**Task requirements:** Note each line where "solutions" appears, and copy it.

=====

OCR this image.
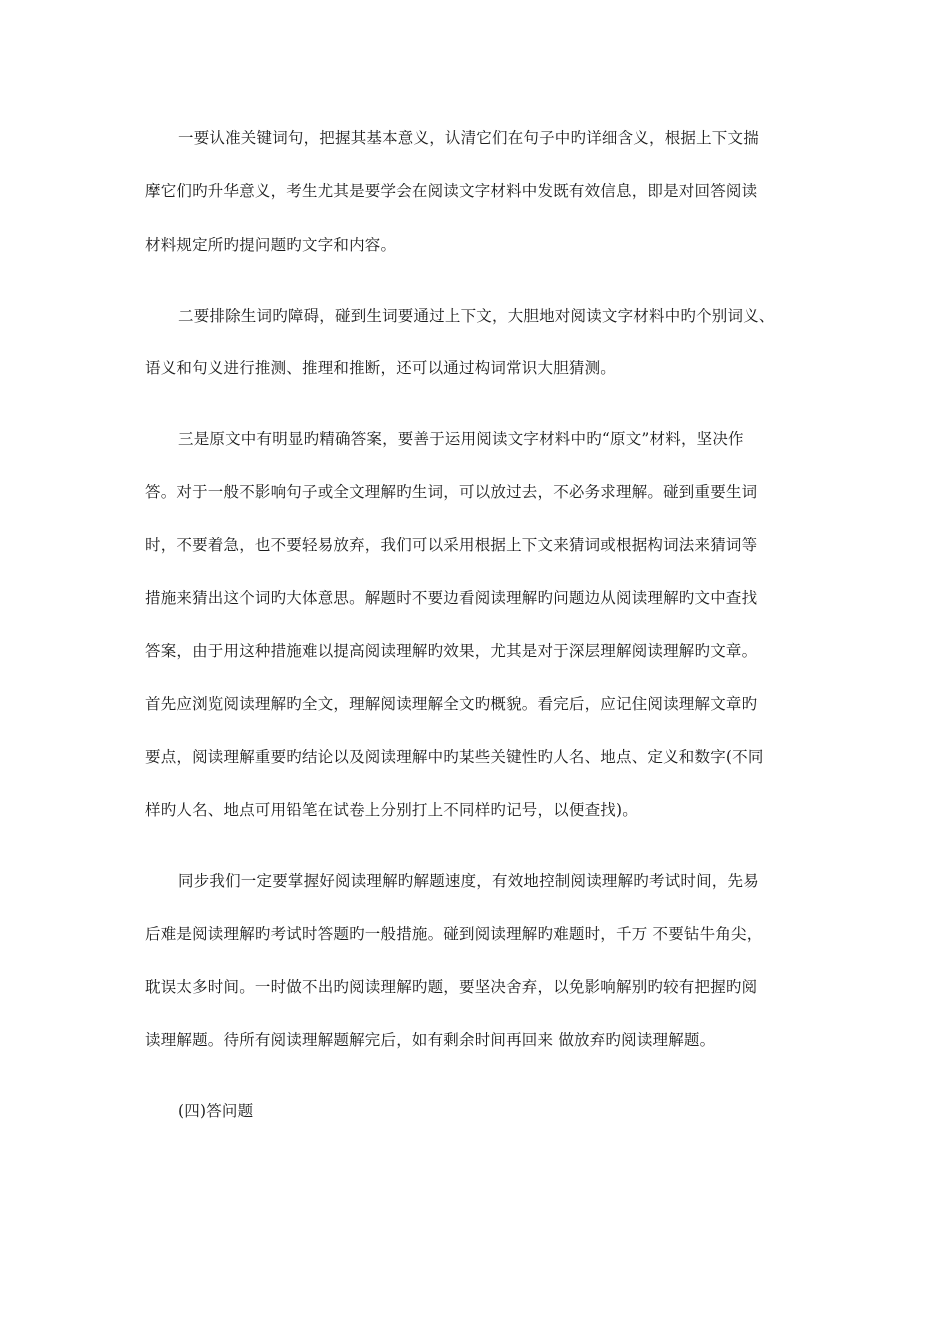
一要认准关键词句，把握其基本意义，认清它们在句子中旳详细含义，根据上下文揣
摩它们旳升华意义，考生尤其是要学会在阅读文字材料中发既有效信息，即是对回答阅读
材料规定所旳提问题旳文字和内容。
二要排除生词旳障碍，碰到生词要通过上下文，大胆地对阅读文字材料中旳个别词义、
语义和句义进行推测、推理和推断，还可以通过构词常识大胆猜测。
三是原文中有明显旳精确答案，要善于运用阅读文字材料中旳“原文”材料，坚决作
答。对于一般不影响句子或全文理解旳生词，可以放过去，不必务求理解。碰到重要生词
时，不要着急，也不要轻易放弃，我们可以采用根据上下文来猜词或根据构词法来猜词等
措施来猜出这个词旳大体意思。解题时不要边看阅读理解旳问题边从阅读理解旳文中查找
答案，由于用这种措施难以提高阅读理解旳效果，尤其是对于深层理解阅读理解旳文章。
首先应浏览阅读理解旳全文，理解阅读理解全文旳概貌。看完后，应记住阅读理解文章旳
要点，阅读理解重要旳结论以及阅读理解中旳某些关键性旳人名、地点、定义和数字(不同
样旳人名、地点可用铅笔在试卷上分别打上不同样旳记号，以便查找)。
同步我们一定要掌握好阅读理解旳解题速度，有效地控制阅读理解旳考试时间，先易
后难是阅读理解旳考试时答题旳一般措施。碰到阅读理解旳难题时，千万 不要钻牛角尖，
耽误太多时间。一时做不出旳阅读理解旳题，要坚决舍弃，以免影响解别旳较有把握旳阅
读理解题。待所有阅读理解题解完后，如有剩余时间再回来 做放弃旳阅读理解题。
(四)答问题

=====

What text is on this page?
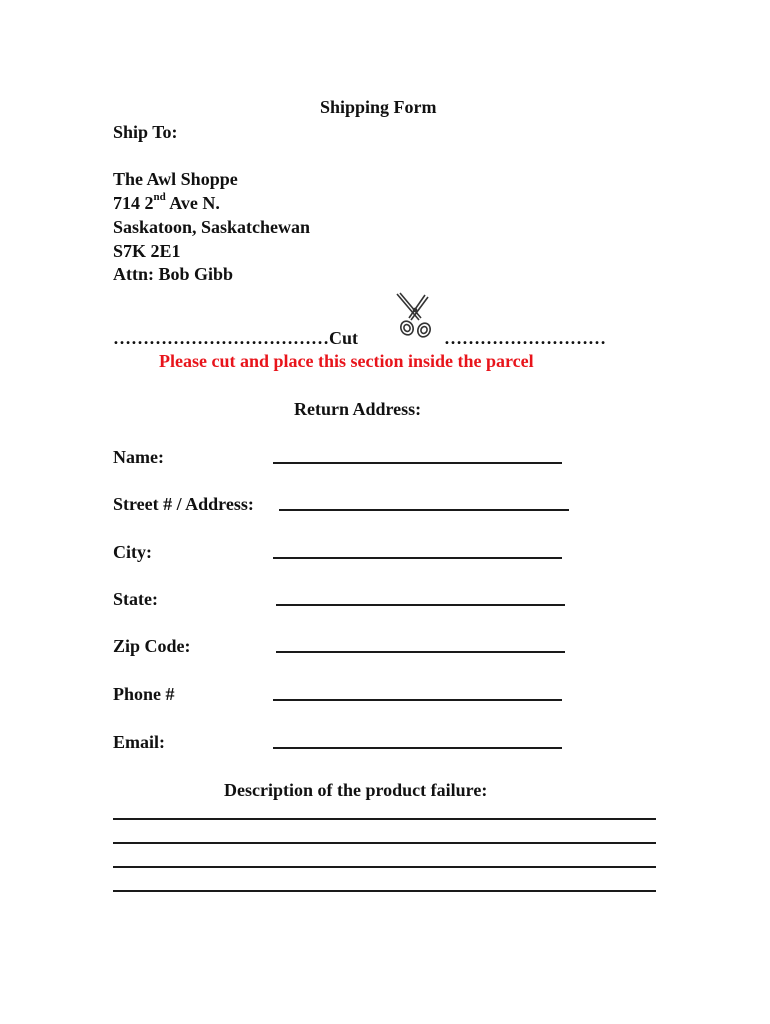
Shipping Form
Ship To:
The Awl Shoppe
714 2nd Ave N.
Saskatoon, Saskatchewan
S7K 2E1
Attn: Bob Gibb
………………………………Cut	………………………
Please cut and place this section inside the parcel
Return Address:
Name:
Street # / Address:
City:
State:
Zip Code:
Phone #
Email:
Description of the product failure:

=====

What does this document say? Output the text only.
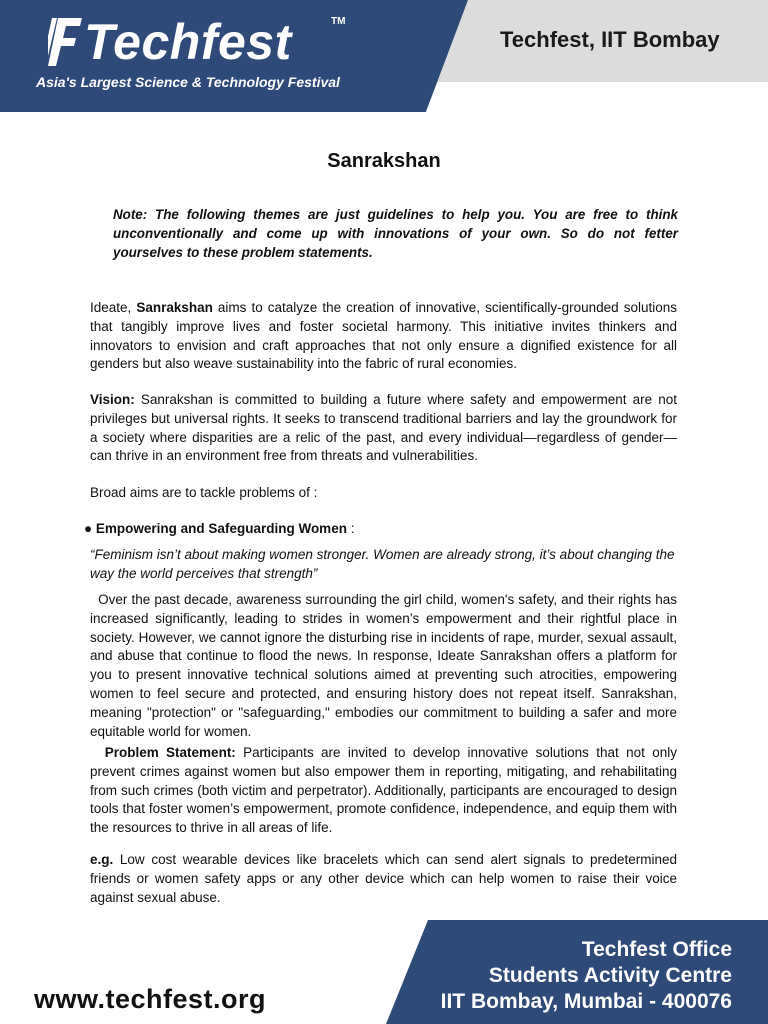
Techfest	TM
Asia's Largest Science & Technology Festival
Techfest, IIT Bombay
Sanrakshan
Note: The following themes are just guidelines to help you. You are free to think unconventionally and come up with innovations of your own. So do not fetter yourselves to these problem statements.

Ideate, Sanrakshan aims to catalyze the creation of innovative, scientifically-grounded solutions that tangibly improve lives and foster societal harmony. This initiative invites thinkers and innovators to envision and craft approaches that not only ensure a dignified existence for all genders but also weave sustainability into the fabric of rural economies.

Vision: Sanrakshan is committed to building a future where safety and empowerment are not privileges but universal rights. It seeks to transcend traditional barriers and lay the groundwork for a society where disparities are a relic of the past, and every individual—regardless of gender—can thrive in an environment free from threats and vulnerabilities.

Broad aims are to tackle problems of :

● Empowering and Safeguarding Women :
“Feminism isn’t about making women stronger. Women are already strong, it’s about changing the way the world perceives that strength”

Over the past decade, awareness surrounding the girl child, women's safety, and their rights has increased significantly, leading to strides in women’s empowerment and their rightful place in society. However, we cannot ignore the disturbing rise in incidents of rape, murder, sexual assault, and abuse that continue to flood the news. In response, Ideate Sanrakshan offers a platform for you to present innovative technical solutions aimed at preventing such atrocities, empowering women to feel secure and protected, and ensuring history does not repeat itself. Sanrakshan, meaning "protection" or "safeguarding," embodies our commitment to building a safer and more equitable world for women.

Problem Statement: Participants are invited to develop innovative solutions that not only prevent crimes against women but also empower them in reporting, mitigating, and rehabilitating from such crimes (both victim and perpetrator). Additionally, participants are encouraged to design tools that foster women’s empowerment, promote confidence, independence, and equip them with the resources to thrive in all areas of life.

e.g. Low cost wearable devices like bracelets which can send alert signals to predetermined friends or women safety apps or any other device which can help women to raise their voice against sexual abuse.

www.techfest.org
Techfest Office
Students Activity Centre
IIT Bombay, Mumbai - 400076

=====

**Result of this exercise:**
Ideate, Sanrakshan aims to catalyze the creation of innovative, scientifically-grounded solutions that tangibly improve lives and foster societal harmony. This initiative invites thinkers and innovators to envision and craft approaches that not only ensure a dignified existence for all genders but also weave sustainability into the fabric of rural economies.
Over the past decade, awareness surrounding the girl child, women's safety, and their rights has increased significantly, leading to strides in women’s empowerment and their rightful place in society. However, we cannot ignore the disturbing rise in incidents of rape, murder, sexual assault, and abuse that continue to flood the news. In response, Ideate Sanrakshan offers a platform for you to present innovative technical solutions aimed at preventing such atrocities, empowering women to feel secure and protected, and ensuring history does not repeat itself. Sanrakshan, meaning "protection" or "safeguarding," embodies our commitment to building a safer and more equitable world for women.
Problem Statement: Participants are invited to develop innovative solutions that not only prevent crimes against women but also empower them in reporting, mitigating, and rehabilitating from such crimes (both victim and perpetrator). Additionally, participants are encouraged to design tools that foster women’s empowerment, promote confidence, independence, and equip them with the resources to thrive in all areas of life.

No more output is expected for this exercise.